Stored dataset items

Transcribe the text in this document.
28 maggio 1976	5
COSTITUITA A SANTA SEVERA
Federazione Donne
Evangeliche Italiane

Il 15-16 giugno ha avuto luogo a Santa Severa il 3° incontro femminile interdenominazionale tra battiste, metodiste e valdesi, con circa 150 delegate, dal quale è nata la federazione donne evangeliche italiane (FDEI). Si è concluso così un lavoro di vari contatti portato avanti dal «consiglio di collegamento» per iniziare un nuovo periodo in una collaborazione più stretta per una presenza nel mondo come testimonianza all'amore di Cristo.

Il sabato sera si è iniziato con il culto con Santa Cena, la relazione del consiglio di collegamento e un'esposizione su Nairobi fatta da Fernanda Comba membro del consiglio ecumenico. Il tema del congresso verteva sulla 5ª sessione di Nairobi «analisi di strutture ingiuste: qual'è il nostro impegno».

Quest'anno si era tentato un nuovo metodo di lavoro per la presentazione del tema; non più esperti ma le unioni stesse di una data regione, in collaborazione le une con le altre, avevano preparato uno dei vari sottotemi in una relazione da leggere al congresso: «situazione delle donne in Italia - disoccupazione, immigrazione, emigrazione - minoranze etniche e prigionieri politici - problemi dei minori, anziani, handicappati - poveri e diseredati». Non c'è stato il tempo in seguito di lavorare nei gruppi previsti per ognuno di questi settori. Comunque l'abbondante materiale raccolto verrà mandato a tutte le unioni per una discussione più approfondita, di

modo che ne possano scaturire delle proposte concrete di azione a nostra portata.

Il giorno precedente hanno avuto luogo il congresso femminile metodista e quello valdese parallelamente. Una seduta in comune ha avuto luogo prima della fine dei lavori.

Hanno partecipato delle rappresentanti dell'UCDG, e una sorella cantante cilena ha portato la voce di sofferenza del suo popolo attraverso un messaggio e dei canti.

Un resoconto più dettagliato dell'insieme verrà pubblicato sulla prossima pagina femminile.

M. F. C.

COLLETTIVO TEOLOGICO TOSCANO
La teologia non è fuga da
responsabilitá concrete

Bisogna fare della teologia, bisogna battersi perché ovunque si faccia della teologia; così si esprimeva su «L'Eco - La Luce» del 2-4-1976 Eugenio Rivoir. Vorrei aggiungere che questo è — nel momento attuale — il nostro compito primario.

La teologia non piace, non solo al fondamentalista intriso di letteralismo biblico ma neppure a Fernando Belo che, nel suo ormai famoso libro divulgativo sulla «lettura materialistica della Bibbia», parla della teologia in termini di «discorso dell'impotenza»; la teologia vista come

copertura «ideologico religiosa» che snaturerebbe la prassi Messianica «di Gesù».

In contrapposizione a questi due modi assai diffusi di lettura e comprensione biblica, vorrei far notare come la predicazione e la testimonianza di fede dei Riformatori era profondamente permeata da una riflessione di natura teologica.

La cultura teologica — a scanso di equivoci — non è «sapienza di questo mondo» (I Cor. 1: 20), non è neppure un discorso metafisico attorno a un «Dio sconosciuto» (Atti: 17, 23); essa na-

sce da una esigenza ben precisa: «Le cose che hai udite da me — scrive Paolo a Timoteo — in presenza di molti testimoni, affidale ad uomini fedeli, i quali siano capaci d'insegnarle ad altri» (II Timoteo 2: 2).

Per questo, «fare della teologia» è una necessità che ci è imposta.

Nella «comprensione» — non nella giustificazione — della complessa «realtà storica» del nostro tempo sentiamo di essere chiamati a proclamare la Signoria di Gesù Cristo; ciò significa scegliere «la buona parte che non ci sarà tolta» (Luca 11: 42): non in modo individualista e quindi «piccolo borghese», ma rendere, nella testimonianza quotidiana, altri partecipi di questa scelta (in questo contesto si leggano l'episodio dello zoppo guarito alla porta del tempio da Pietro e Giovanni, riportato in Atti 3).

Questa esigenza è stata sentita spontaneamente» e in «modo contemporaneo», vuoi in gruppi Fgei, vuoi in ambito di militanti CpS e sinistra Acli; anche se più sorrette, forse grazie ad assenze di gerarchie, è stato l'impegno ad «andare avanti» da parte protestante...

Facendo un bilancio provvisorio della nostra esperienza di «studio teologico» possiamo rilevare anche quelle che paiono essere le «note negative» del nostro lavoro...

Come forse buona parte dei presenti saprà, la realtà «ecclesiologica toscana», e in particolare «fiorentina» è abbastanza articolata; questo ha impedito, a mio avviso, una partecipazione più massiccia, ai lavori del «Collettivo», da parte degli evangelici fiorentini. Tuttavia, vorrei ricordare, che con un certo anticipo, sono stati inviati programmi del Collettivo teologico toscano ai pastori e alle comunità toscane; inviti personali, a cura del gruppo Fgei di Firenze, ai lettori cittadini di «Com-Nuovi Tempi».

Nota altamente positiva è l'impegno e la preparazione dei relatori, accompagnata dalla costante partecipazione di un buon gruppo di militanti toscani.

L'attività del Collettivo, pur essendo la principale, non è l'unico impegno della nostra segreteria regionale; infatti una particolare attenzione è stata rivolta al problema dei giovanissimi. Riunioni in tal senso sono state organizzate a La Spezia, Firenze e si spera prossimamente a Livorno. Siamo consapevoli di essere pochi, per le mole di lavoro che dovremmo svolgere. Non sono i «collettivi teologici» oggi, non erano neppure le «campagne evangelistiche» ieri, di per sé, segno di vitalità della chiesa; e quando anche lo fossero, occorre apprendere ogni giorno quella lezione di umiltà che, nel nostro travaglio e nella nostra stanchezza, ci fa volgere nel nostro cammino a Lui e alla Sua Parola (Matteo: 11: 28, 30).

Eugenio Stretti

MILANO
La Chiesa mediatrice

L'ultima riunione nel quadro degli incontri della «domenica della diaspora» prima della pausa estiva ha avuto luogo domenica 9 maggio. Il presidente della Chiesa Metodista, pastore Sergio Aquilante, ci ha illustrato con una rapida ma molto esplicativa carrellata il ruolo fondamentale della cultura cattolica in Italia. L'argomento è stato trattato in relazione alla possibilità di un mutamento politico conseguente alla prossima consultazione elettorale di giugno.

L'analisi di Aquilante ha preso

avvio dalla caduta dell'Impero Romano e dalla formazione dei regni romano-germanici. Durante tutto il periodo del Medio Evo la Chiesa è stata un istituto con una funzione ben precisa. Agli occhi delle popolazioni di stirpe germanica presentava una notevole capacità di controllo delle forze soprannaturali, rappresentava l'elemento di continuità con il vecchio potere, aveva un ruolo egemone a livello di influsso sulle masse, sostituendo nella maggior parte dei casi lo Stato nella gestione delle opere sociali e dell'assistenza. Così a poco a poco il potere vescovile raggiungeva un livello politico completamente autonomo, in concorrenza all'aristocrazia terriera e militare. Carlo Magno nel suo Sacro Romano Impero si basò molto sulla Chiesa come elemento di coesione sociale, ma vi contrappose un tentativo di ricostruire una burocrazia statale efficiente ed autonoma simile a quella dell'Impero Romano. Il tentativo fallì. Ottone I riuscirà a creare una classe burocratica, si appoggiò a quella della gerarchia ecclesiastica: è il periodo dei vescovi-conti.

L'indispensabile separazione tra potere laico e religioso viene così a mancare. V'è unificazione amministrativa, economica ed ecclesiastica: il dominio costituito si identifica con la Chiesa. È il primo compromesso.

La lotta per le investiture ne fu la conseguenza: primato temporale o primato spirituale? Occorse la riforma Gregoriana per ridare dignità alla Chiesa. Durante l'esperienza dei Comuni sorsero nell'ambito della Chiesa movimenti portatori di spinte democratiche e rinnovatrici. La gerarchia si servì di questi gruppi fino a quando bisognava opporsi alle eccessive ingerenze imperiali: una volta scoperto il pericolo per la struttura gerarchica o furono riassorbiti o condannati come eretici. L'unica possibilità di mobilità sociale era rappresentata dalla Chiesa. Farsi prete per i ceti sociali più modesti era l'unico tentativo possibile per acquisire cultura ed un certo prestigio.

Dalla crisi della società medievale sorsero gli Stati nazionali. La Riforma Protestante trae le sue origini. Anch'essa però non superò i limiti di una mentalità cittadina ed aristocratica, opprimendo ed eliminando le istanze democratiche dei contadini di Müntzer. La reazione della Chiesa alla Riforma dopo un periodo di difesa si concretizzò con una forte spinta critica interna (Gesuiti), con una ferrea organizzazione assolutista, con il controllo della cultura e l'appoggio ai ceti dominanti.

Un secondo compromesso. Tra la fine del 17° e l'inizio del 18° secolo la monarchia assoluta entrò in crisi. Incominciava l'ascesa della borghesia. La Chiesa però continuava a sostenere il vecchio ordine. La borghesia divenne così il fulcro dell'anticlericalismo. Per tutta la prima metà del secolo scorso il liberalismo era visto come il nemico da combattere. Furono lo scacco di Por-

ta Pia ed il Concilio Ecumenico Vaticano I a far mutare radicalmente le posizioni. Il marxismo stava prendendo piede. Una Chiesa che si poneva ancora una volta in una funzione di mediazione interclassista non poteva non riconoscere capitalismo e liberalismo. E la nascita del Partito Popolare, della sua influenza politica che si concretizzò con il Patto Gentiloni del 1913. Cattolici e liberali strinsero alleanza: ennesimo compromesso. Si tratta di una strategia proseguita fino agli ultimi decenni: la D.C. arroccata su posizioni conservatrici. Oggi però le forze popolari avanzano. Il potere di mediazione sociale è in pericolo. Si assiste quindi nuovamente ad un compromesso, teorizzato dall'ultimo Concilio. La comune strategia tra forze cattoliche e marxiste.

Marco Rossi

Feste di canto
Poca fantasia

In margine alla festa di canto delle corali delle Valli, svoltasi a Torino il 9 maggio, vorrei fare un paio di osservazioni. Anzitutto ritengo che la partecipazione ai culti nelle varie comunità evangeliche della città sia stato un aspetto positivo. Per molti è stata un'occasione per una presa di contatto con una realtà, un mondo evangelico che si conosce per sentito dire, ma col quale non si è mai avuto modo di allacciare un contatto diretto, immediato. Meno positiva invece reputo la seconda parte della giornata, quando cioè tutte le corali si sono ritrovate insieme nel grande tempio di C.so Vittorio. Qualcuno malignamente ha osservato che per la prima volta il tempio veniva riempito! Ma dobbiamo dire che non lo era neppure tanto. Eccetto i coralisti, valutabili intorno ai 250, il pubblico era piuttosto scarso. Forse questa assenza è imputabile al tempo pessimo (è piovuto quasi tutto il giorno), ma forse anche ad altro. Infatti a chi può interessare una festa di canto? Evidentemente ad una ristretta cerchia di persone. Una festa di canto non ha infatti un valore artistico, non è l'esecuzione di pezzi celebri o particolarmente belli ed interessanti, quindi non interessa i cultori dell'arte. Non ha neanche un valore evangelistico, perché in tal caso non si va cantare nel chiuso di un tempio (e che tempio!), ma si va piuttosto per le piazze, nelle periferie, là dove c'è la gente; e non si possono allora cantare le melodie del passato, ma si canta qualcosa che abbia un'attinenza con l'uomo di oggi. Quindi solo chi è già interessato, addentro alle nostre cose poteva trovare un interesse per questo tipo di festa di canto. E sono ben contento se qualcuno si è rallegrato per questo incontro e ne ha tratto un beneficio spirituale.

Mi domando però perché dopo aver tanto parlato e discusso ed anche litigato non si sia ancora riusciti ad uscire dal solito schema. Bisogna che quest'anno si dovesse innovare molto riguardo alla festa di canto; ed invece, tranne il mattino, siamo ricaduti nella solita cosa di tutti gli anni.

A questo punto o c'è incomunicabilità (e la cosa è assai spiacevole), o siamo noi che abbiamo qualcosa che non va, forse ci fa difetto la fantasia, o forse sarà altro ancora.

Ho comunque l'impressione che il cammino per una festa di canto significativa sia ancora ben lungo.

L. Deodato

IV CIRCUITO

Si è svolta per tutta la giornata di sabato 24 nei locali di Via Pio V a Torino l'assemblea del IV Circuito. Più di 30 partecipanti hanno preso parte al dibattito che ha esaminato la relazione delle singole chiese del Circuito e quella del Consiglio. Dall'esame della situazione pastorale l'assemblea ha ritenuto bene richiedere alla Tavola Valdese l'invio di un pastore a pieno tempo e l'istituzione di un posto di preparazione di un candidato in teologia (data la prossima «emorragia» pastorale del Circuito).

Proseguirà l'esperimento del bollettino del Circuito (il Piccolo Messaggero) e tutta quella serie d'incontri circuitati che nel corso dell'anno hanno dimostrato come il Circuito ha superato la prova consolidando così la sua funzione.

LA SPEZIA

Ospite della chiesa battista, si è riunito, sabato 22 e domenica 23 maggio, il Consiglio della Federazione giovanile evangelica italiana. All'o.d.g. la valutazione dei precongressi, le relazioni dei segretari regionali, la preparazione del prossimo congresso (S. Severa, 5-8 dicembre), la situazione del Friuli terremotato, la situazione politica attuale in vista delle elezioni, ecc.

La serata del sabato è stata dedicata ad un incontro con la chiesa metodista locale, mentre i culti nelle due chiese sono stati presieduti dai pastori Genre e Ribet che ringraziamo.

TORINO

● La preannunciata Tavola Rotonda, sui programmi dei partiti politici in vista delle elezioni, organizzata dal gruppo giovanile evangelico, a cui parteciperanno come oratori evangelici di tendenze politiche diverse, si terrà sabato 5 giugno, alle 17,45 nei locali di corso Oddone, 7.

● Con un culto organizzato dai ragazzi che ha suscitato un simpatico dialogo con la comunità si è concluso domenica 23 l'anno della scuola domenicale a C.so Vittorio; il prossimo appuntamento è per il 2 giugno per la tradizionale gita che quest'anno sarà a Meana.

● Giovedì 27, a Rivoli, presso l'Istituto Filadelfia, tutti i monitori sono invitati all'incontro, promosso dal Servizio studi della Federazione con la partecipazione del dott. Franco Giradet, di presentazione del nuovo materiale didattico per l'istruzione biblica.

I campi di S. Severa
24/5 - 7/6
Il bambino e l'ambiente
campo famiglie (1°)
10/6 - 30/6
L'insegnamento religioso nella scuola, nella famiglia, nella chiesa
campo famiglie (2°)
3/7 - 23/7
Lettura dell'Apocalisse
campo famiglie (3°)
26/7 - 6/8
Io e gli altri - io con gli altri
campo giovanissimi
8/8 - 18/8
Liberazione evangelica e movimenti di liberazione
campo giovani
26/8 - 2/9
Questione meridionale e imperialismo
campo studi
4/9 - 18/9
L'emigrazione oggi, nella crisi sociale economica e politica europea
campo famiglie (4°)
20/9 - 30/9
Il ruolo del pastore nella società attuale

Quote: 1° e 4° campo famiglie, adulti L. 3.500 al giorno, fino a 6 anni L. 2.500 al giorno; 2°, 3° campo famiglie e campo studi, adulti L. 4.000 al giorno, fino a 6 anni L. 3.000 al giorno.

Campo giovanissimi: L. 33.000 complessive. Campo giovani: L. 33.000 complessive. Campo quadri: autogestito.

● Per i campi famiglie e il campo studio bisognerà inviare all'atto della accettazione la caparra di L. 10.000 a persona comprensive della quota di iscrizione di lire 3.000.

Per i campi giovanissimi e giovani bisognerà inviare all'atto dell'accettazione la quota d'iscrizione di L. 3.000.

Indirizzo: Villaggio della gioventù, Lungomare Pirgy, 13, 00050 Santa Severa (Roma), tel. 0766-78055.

* [TASK STATEMENT]
All lines holding the word "economica" should be picked out and copied.

* [RESULT]
L'indispensabile separazione tra potere laico e religioso viene così a mancare. V'è unificazione amministrativa, economica ed ecclesiastica: il dominio costituito si identifica con la Chiesa. È il primo compromesso.
L'emigrazione oggi, nella crisi sociale economica e politica europea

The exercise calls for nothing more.